* start *

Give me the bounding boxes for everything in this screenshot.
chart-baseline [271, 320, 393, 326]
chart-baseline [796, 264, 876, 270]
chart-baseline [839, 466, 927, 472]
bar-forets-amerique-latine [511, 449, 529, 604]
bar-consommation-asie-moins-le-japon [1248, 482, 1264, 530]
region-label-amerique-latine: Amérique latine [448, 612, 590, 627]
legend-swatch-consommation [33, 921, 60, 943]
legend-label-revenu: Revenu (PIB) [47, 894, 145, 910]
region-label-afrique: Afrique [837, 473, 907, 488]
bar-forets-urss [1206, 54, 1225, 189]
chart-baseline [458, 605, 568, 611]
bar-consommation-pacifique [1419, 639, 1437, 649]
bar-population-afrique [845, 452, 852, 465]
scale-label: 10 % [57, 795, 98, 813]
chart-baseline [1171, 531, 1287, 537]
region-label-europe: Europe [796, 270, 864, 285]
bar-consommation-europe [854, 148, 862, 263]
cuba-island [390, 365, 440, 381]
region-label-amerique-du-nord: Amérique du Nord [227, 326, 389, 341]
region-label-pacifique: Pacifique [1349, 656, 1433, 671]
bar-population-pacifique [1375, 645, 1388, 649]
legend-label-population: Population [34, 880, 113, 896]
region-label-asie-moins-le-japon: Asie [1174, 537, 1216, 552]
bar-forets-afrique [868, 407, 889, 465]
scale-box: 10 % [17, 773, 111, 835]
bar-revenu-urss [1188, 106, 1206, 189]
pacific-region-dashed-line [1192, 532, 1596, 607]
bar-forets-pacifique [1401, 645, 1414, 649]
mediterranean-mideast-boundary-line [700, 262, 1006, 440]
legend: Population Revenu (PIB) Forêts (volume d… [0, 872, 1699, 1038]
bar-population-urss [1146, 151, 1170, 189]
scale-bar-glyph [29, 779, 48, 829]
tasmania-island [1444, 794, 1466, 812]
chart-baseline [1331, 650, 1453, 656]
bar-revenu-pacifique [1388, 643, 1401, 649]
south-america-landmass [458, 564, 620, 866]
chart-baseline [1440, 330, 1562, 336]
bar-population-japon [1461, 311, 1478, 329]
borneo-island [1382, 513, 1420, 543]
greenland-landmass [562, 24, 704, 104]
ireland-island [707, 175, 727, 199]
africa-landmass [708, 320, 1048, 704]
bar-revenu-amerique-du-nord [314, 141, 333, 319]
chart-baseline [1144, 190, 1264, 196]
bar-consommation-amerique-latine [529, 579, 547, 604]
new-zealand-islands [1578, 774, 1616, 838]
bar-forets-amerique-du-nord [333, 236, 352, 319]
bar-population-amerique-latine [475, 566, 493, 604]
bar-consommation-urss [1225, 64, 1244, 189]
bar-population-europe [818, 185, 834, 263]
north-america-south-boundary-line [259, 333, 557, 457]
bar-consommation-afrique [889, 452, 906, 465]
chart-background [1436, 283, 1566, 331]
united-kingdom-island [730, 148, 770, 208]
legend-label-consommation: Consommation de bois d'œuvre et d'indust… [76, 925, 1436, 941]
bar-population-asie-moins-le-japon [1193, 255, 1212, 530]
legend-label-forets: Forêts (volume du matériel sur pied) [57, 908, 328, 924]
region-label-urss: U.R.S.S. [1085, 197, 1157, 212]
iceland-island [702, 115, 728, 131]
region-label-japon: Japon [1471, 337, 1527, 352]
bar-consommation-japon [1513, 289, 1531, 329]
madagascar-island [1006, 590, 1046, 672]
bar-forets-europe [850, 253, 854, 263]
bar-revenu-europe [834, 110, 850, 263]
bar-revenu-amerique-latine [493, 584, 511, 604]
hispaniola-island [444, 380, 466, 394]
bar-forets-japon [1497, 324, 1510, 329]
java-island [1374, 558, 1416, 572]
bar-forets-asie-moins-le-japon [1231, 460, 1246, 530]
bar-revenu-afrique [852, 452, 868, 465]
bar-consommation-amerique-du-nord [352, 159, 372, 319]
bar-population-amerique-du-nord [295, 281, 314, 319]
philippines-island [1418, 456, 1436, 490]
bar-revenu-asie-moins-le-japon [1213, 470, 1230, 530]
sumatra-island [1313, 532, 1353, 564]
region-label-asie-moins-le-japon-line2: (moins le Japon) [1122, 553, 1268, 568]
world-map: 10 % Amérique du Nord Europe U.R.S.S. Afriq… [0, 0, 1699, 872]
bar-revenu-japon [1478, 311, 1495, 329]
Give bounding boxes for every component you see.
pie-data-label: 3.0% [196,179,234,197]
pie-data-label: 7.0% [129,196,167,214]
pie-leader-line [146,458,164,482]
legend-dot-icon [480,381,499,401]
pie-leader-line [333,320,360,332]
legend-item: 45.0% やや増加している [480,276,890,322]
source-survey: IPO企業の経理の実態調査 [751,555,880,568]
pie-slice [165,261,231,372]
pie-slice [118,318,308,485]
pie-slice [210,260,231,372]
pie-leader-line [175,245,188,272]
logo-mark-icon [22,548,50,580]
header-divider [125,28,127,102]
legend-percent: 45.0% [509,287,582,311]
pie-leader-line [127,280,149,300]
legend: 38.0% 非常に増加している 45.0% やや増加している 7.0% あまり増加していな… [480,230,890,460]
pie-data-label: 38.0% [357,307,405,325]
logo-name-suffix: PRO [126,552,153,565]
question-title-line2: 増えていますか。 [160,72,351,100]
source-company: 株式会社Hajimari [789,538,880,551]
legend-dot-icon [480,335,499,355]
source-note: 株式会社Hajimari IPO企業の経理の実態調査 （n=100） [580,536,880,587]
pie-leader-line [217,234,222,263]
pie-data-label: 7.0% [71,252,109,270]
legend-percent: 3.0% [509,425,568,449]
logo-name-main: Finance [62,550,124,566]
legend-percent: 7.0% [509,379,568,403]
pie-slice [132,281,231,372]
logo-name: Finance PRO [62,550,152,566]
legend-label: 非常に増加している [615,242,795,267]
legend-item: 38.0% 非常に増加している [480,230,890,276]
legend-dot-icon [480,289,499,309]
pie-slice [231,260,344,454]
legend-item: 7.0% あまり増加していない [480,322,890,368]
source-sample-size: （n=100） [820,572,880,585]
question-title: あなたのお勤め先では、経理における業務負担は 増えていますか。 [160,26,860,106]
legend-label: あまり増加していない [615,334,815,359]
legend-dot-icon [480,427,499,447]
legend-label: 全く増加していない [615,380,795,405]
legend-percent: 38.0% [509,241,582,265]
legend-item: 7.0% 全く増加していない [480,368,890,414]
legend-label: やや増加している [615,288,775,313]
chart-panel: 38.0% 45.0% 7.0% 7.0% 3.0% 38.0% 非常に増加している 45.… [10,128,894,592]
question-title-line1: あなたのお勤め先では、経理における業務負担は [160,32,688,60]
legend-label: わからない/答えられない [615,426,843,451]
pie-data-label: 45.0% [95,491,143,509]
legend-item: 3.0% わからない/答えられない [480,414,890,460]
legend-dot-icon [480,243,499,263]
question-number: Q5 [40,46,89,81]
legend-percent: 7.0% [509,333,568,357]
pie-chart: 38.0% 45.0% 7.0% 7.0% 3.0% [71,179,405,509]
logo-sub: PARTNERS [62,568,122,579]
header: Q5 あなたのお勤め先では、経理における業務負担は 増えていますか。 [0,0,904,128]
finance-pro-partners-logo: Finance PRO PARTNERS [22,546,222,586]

* end *

### CHALLENGE
Repeat every one of the lines above character for character, changing nothing.

### RESULT OF THIS TASK
Give me the bounding boxes for everything in this screenshot.
chart-baseline [271, 320, 393, 326]
chart-baseline [796, 264, 876, 270]
chart-baseline [839, 466, 927, 472]
bar-forets-amerique-latine [511, 449, 529, 604]
bar-consommation-asie-moins-le-japon [1248, 482, 1264, 530]
region-label-amerique-latine: Amérique latine [448, 612, 590, 627]
legend-swatch-consommation [33, 921, 60, 943]
legend-label-revenu: Revenu (PIB) [47, 894, 145, 910]
region-label-afrique: Afrique [837, 473, 907, 488]
bar-forets-urss [1206, 54, 1225, 189]
chart-baseline [458, 605, 568, 611]
bar-consommation-pacifique [1419, 639, 1437, 649]
bar-population-afrique [845, 452, 852, 465]
scale-label: 10 % [57, 795, 98, 813]
chart-baseline [1171, 531, 1287, 537]
region-label-europe: Europe [796, 270, 864, 285]
bar-consommation-europe [854, 148, 862, 263]
cuba-island [390, 365, 440, 381]
region-label-amerique-du-nord: Amérique du Nord [227, 326, 389, 341]
region-label-pacifique: Pacifique [1349, 656, 1433, 671]
bar-population-pacifique [1375, 645, 1388, 649]
legend-label-population: Population [34, 880, 113, 896]
region-label-asie-moins-le-japon: Asie [1174, 537, 1216, 552]
bar-forets-afrique [868, 407, 889, 465]
scale-box: 10 % [17, 773, 111, 835]
bar-revenu-urss [1188, 106, 1206, 189]
pacific-region-dashed-line [1192, 532, 1596, 607]
bar-forets-pacifique [1401, 645, 1414, 649]
mediterranean-mideast-boundary-line [700, 262, 1006, 440]
legend: Population Revenu (PIB) Forêts (volume d… [0, 872, 1699, 1038]
bar-population-urss [1146, 151, 1170, 189]
scale-bar-glyph [29, 779, 48, 829]
tasmania-island [1444, 794, 1466, 812]
chart-baseline [1331, 650, 1453, 656]
bar-revenu-pacifique [1388, 643, 1401, 649]
south-america-landmass [458, 564, 620, 866]
chart-baseline [1440, 330, 1562, 336]
bar-population-japon [1461, 311, 1478, 329]
borneo-island [1382, 513, 1420, 543]
greenland-landmass [562, 24, 704, 104]
ireland-island [707, 175, 727, 199]
africa-landmass [708, 320, 1048, 704]
bar-revenu-amerique-du-nord [314, 141, 333, 319]
chart-baseline [1144, 190, 1264, 196]
bar-consommation-amerique-latine [529, 579, 547, 604]
new-zealand-islands [1578, 774, 1616, 838]
bar-forets-amerique-du-nord [333, 236, 352, 319]
bar-population-amerique-latine [475, 566, 493, 604]
bar-consommation-urss [1225, 64, 1244, 189]
bar-population-europe [818, 185, 834, 263]
north-america-south-boundary-line [259, 333, 557, 457]
bar-consommation-afrique [889, 452, 906, 465]
chart-background [1436, 283, 1566, 331]
united-kingdom-island [730, 148, 770, 208]
legend-label-consommation: Consommation de bois d'œuvre et d'indust… [76, 925, 1436, 941]
bar-population-asie-moins-le-japon [1193, 255, 1212, 530]
legend-label-forets: Forêts (volume du matériel sur pied) [57, 908, 328, 924]
region-label-urss: U.R.S.S. [1085, 197, 1157, 212]
iceland-island [702, 115, 728, 131]
region-label-japon: Japon [1471, 337, 1527, 352]
bar-consommation-japon [1513, 289, 1531, 329]
madagascar-island [1006, 590, 1046, 672]
bar-forets-europe [850, 253, 854, 263]
bar-revenu-europe [834, 110, 850, 263]
bar-revenu-amerique-latine [493, 584, 511, 604]
hispaniola-island [444, 380, 466, 394]
bar-forets-japon [1497, 324, 1510, 329]
java-island [1374, 558, 1416, 572]
bar-forets-asie-moins-le-japon [1231, 460, 1246, 530]
bar-revenu-afrique [852, 452, 868, 465]
bar-consommation-amerique-du-nord [352, 159, 372, 319]
bar-population-amerique-du-nord [295, 281, 314, 319]
philippines-island [1418, 456, 1436, 490]
bar-revenu-asie-moins-le-japon [1213, 470, 1230, 530]
sumatra-island [1313, 532, 1353, 564]
region-label-asie-moins-le-japon-line2: (moins le Japon) [1122, 553, 1268, 568]
world-map: 10 % Amérique du Nord Europe U.R.S.S. Afriq… [0, 0, 1699, 872]
bar-revenu-japon [1478, 311, 1495, 329]
Give bounding boxes for every component you see.
pie-data-label: 3.0% [196,179,234,197]
pie-data-label: 7.0% [129,196,167,214]
pie-leader-line [146,458,164,482]
legend-dot-icon [480,381,499,401]
pie-leader-line [333,320,360,332]
legend-item: 45.0% やや増加している [480,276,890,322]
source-survey: IPO企業の経理の実態調査 [751,555,880,568]
pie-slice [165,261,231,372]
pie-slice [118,318,308,485]
pie-slice [210,260,231,372]
pie-leader-line [175,245,188,272]
logo-mark-icon [22,548,50,580]
header-divider [125,28,127,102]
legend-percent: 45.0% [509,287,582,311]
pie-leader-line [127,280,149,300]
legend: 38.0% 非常に増加している 45.0% やや増加している 7.0% あまり増加していな… [480,230,890,460]
pie-data-label: 38.0% [357,307,405,325]
logo-name-suffix: PRO [126,552,153,565]
question-title-line2: 増えていますか。 [160,72,351,100]
source-company: 株式会社Hajimari [789,538,880,551]
legend-dot-icon [480,335,499,355]
source-note: 株式会社Hajimari IPO企業の経理の実態調査 （n=100） [580,536,880,587]
pie-leader-line [217,234,222,263]
pie-data-label: 7.0% [71,252,109,270]
legend-percent: 3.0% [509,425,568,449]
logo-name-main: Finance [62,550,124,566]
legend-percent: 7.0% [509,379,568,403]
pie-slice [132,281,231,372]
logo-name: Finance PRO [62,550,152,566]
legend-label: 非常に増加している [615,242,795,267]
legend-item: 38.0% 非常に増加している [480,230,890,276]
legend-dot-icon [480,289,499,309]
pie-slice [231,260,344,454]
legend-item: 7.0% あまり増加していない [480,322,890,368]
source-sample-size: （n=100） [820,572,880,585]
question-title: あなたのお勤め先では、経理における業務負担は 増えていますか。 [160,26,860,106]
legend-label: あまり増加していない [615,334,815,359]
legend-dot-icon [480,427,499,447]
legend-label: 全く増加していない [615,380,795,405]
legend-percent: 38.0% [509,241,582,265]
legend-item: 7.0% 全く増加していない [480,368,890,414]
legend-label: やや増加している [615,288,775,313]
chart-panel: 38.0% 45.0% 7.0% 7.0% 3.0% 38.0% 非常に増加している 45.… [10,128,894,592]
question-title-line1: あなたのお勤め先では、経理における業務負担は [160,32,688,60]
legend-label: わからない/答えられない [615,426,843,451]
pie-data-label: 45.0% [95,491,143,509]
legend-item: 3.0% わからない/答えられない [480,414,890,460]
legend-dot-icon [480,243,499,263]
question-number: Q5 [40,46,89,81]
legend-percent: 7.0% [509,333,568,357]
pie-chart: 38.0% 45.0% 7.0% 7.0% 3.0% [71,179,405,509]
logo-sub: PARTNERS [62,568,122,579]
header: Q5 あなたのお勤め先では、経理における業務負担は 増えていますか。 [0,0,904,128]
finance-pro-partners-logo: Finance PRO PARTNERS [22,546,222,586]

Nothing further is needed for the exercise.